• _What to work on_
Take the entries below and print all of them exactly, please.

• _Information supplied_
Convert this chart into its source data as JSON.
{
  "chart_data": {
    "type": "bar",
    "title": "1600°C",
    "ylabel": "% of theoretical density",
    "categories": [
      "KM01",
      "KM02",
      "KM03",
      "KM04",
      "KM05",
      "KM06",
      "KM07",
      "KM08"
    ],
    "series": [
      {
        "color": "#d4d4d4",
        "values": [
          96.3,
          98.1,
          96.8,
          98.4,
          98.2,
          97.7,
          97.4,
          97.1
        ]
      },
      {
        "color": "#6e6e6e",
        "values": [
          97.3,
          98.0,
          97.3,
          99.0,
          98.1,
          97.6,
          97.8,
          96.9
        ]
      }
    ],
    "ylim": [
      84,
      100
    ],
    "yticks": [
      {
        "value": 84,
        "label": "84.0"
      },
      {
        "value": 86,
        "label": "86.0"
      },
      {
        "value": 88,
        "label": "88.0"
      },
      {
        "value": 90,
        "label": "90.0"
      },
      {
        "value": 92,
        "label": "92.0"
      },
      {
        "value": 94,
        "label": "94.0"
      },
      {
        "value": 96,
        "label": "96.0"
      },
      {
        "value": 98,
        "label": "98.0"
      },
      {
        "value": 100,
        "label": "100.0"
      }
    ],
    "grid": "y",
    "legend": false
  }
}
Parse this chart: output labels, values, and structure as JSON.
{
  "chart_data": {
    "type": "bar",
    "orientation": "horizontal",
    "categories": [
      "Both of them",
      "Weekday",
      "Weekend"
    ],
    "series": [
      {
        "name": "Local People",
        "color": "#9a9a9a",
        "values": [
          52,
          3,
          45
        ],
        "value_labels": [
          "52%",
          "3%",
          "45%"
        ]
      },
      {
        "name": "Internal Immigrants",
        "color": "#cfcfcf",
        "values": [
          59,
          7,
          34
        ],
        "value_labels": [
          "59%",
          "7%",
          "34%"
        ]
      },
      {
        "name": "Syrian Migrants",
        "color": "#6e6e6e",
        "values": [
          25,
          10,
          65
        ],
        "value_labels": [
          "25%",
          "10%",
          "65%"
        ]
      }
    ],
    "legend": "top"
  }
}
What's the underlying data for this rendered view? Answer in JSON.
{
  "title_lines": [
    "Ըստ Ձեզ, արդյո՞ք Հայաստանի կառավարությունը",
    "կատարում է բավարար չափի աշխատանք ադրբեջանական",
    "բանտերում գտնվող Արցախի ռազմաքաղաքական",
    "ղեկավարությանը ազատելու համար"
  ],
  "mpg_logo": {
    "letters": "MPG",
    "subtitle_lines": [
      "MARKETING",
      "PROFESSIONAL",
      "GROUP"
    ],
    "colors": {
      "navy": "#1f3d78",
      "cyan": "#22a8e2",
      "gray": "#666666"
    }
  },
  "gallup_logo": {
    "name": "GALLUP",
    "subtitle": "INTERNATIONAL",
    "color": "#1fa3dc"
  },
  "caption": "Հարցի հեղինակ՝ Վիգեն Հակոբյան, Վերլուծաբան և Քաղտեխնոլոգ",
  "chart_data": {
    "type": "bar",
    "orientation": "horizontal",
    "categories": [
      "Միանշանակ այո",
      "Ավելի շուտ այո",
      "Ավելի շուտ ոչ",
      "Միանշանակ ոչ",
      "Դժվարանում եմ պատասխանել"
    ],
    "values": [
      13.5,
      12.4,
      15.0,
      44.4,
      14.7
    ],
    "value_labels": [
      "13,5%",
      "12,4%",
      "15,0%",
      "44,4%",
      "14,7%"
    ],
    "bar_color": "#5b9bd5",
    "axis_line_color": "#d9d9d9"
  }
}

• _Solved problem_
Convert this chart into its source data as JSON.
{
  "chart_data": {
    "type": "bar",
    "title": "1600°C",
    "ylabel": "% of theoretical density",
    "categories": [
      "KM01",
      "KM02",
      "KM03",
      "KM04",
      "KM05",
      "KM06",
      "KM07",
      "KM08"
    ],
    "series": [
      {
        "color": "#d4d4d4",
        "values": [
          96.3,
          98.1,
          96.8,
          98.4,
          98.2,
          97.7,
          97.4,
          97.1
        ]
      },
      {
        "color": "#6e6e6e",
        "values": [
          97.3,
          98.0,
          97.3,
          99.0,
          98.1,
          97.6,
          97.8,
          96.9
        ]
      }
    ],
    "ylim": [
      84,
      100
    ],
    "yticks": [
      {
        "value": 84,
        "label": "84.0"
      },
      {
        "value": 86,
        "label": "86.0"
      },
      {
        "value": 88,
        "label": "88.0"
      },
      {
        "value": 90,
        "label": "90.0"
      },
      {
        "value": 92,
        "label": "92.0"
      },
      {
        "value": 94,
        "label": "94.0"
      },
      {
        "value": 96,
        "label": "96.0"
      },
      {
        "value": 98,
        "label": "98.0"
      },
      {
        "value": 100,
        "label": "100.0"
      }
    ],
    "grid": "y",
    "legend": false
  }
}
Parse this chart: output labels, values, and structure as JSON.
{
  "chart_data": {
    "type": "bar",
    "orientation": "horizontal",
    "categories": [
      "Both of them",
      "Weekday",
      "Weekend"
    ],
    "series": [
      {
        "name": "Local People",
        "color": "#9a9a9a",
        "values": [
          52,
          3,
          45
        ],
        "value_labels": [
          "52%",
          "3%",
          "45%"
        ]
      },
      {
        "name": "Internal Immigrants",
        "color": "#cfcfcf",
        "values": [
          59,
          7,
          34
        ],
        "value_labels": [
          "59%",
          "7%",
          "34%"
        ]
      },
      {
        "name": "Syrian Migrants",
        "color": "#6e6e6e",
        "values": [
          25,
          10,
          65
        ],
        "value_labels": [
          "25%",
          "10%",
          "65%"
        ]
      }
    ],
    "legend": "top"
  }
}
What's the underlying data for this rendered view? Answer in JSON.
{
  "title_lines": [
    "Ըստ Ձեզ, արդյո՞ք Հայաստանի կառավարությունը",
    "կատարում է բավարար չափի աշխատանք ադրբեջանական",
    "բանտերում գտնվող Արցախի ռազմաքաղաքական",
    "ղեկավարությանը ազատելու համար"
  ],
  "mpg_logo": {
    "letters": "MPG",
    "subtitle_lines": [
      "MARKETING",
      "PROFESSIONAL",
      "GROUP"
    ],
    "colors": {
      "navy": "#1f3d78",
      "cyan": "#22a8e2",
      "gray": "#666666"
    }
  },
  "gallup_logo": {
    "name": "GALLUP",
    "subtitle": "INTERNATIONAL",
    "color": "#1fa3dc"
  },
  "caption": "Հարցի հեղինակ՝ Վիգեն Հակոբյան, Վերլուծաբան և Քաղտեխնոլոգ",
  "chart_data": {
    "type": "bar",
    "orientation": "horizontal",
    "categories": [
      "Միանշանակ այո",
      "Ավելի շուտ այո",
      "Ավելի շուտ ոչ",
      "Միանշանակ ոչ",
      "Դժվարանում եմ պատասխանել"
    ],
    "values": [
      13.5,
      12.4,
      15.0,
      44.4,
      14.7
    ],
    "value_labels": [
      "13,5%",
      "12,4%",
      "15,0%",
      "44,4%",
      "14,7%"
    ],
    "bar_color": "#5b9bd5",
    "axis_line_color": "#d9d9d9"
  }
}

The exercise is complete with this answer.